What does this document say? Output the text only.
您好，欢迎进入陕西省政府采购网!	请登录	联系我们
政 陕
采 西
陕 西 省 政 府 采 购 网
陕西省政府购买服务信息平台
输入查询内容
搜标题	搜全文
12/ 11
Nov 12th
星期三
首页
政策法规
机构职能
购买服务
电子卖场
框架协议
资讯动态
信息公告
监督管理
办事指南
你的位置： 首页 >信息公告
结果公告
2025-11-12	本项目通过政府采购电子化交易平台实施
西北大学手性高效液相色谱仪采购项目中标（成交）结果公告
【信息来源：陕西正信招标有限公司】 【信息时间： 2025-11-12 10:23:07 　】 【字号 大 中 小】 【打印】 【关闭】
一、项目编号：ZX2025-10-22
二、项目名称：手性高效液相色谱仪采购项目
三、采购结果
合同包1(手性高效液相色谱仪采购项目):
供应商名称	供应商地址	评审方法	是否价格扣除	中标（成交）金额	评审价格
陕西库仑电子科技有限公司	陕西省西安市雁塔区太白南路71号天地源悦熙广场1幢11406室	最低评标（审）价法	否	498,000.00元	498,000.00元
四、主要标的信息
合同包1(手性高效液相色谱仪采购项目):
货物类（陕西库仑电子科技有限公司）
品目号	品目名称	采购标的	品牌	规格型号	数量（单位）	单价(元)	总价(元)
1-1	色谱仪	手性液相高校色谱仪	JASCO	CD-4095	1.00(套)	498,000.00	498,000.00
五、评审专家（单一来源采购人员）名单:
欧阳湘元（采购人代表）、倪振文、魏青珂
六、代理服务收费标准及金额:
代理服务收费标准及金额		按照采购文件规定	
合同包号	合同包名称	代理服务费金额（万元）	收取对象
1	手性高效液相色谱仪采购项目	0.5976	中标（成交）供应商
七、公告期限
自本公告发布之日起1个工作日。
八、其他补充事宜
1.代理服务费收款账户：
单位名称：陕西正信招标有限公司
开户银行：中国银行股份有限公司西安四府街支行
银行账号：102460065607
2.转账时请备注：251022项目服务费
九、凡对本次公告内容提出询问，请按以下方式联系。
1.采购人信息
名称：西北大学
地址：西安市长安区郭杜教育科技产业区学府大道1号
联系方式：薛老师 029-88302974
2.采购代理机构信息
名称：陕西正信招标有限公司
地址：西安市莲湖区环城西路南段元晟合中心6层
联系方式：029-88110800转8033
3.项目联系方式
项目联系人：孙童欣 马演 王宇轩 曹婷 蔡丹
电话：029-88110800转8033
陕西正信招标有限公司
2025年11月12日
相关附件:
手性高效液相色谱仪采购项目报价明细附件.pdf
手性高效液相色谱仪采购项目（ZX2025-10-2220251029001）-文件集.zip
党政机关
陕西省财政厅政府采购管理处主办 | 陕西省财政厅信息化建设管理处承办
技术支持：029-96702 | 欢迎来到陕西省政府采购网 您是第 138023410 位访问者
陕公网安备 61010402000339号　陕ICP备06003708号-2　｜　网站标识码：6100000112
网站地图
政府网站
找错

------------------------------------------------

Objective:
Give only the number of lines in the records that contain the string "陕西库仑电子科技有限公司".

Response to the task:
2